WHAT IS EXPECTED
Quote the entries that follow exactly, leaving none out.
[Start DATA SECTION]
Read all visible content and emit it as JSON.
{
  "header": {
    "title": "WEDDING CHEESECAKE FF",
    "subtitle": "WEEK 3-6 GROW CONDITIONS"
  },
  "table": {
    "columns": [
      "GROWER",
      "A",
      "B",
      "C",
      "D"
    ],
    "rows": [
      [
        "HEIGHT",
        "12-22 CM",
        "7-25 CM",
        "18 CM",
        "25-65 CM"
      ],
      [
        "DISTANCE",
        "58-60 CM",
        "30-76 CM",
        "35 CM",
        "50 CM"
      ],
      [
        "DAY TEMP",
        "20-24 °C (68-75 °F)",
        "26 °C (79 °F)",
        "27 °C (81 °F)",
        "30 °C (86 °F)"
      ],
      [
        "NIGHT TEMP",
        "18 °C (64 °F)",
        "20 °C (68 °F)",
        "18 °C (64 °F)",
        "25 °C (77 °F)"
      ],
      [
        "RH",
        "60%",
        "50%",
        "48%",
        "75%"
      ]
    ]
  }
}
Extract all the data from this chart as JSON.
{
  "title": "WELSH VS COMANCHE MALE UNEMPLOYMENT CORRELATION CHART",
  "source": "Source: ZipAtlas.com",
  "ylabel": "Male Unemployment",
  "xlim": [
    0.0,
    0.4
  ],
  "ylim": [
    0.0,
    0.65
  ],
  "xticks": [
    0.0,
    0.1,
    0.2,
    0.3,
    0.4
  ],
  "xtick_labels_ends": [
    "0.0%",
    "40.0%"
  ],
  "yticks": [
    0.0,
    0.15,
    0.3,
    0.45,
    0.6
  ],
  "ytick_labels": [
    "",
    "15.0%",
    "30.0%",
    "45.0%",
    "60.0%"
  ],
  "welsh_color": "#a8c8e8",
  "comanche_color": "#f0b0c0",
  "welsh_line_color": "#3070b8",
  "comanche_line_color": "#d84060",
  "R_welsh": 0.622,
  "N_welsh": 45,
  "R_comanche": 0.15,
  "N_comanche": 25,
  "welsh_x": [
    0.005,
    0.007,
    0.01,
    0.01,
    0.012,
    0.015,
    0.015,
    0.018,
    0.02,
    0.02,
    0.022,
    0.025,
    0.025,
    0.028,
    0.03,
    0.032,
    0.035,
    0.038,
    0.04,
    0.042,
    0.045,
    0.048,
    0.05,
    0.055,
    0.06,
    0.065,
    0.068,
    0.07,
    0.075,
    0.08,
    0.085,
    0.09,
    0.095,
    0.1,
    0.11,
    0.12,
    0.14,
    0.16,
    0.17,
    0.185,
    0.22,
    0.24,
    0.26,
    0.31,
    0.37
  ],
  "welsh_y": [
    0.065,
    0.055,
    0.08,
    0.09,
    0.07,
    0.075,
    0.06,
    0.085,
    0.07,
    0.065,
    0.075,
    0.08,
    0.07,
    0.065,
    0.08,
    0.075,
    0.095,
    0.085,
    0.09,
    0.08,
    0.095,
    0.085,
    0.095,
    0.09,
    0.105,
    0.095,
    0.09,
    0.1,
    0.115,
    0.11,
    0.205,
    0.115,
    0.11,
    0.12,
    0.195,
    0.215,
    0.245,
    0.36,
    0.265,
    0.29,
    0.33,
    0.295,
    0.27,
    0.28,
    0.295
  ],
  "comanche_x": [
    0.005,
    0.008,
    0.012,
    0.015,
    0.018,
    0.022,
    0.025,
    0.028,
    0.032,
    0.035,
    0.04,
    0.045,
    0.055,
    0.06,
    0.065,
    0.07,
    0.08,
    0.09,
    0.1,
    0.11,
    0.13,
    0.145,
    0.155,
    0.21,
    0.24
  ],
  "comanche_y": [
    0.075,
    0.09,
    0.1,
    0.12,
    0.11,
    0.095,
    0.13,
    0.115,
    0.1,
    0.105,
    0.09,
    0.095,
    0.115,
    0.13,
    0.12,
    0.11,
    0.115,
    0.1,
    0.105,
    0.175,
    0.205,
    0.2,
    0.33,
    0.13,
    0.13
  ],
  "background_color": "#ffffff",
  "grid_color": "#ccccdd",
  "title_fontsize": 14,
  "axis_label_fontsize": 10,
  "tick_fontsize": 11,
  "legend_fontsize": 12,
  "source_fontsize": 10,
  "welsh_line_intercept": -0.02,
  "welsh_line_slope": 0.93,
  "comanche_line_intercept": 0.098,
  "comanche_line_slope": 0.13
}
[End DATA SECTION]
FINAL RESULT
Read all visible content and emit it as JSON.
{
  "header": {
    "title": "WEDDING CHEESECAKE FF",
    "subtitle": "WEEK 3-6 GROW CONDITIONS"
  },
  "table": {
    "columns": [
      "GROWER",
      "A",
      "B",
      "C",
      "D"
    ],
    "rows": [
      [
        "HEIGHT",
        "12-22 CM",
        "7-25 CM",
        "18 CM",
        "25-65 CM"
      ],
      [
        "DISTANCE",
        "58-60 CM",
        "30-76 CM",
        "35 CM",
        "50 CM"
      ],
      [
        "DAY TEMP",
        "20-24 °C (68-75 °F)",
        "26 °C (79 °F)",
        "27 °C (81 °F)",
        "30 °C (86 °F)"
      ],
      [
        "NIGHT TEMP",
        "18 °C (64 °F)",
        "20 °C (68 °F)",
        "18 °C (64 °F)",
        "25 °C (77 °F)"
      ],
      [
        "RH",
        "60%",
        "50%",
        "48%",
        "75%"
      ]
    ]
  }
}
Extract all the data from this chart as JSON.
{
  "title": "WELSH VS COMANCHE MALE UNEMPLOYMENT CORRELATION CHART",
  "source": "Source: ZipAtlas.com",
  "ylabel": "Male Unemployment",
  "xlim": [
    0.0,
    0.4
  ],
  "ylim": [
    0.0,
    0.65
  ],
  "xticks": [
    0.0,
    0.1,
    0.2,
    0.3,
    0.4
  ],
  "xtick_labels_ends": [
    "0.0%",
    "40.0%"
  ],
  "yticks": [
    0.0,
    0.15,
    0.3,
    0.45,
    0.6
  ],
  "ytick_labels": [
    "",
    "15.0%",
    "30.0%",
    "45.0%",
    "60.0%"
  ],
  "welsh_color": "#a8c8e8",
  "comanche_color": "#f0b0c0",
  "welsh_line_color": "#3070b8",
  "comanche_line_color": "#d84060",
  "R_welsh": 0.622,
  "N_welsh": 45,
  "R_comanche": 0.15,
  "N_comanche": 25,
  "welsh_x": [
    0.005,
    0.007,
    0.01,
    0.01,
    0.012,
    0.015,
    0.015,
    0.018,
    0.02,
    0.02,
    0.022,
    0.025,
    0.025,
    0.028,
    0.03,
    0.032,
    0.035,
    0.038,
    0.04,
    0.042,
    0.045,
    0.048,
    0.05,
    0.055,
    0.06,
    0.065,
    0.068,
    0.07,
    0.075,
    0.08,
    0.085,
    0.09,
    0.095,
    0.1,
    0.11,
    0.12,
    0.14,
    0.16,
    0.17,
    0.185,
    0.22,
    0.24,
    0.26,
    0.31,
    0.37
  ],
  "welsh_y": [
    0.065,
    0.055,
    0.08,
    0.09,
    0.07,
    0.075,
    0.06,
    0.085,
    0.07,
    0.065,
    0.075,
    0.08,
    0.07,
    0.065,
    0.08,
    0.075,
    0.095,
    0.085,
    0.09,
    0.08,
    0.095,
    0.085,
    0.095,
    0.09,
    0.105,
    0.095,
    0.09,
    0.1,
    0.115,
    0.11,
    0.205,
    0.115,
    0.11,
    0.12,
    0.195,
    0.215,
    0.245,
    0.36,
    0.265,
    0.29,
    0.33,
    0.295,
    0.27,
    0.28,
    0.295
  ],
  "comanche_x": [
    0.005,
    0.008,
    0.012,
    0.015,
    0.018,
    0.022,
    0.025,
    0.028,
    0.032,
    0.035,
    0.04,
    0.045,
    0.055,
    0.06,
    0.065,
    0.07,
    0.08,
    0.09,
    0.1,
    0.11,
    0.13,
    0.145,
    0.155,
    0.21,
    0.24
  ],
  "comanche_y": [
    0.075,
    0.09,
    0.1,
    0.12,
    0.11,
    0.095,
    0.13,
    0.115,
    0.1,
    0.105,
    0.09,
    0.095,
    0.115,
    0.13,
    0.12,
    0.11,
    0.115,
    0.1,
    0.105,
    0.175,
    0.205,
    0.2,
    0.33,
    0.13,
    0.13
  ],
  "background_color": "#ffffff",
  "grid_color": "#ccccdd",
  "title_fontsize": 14,
  "axis_label_fontsize": 10,
  "tick_fontsize": 11,
  "legend_fontsize": 12,
  "source_fontsize": 10,
  "welsh_line_intercept": -0.02,
  "welsh_line_slope": 0.93,
  "comanche_line_intercept": 0.098,
  "comanche_line_slope": 0.13
}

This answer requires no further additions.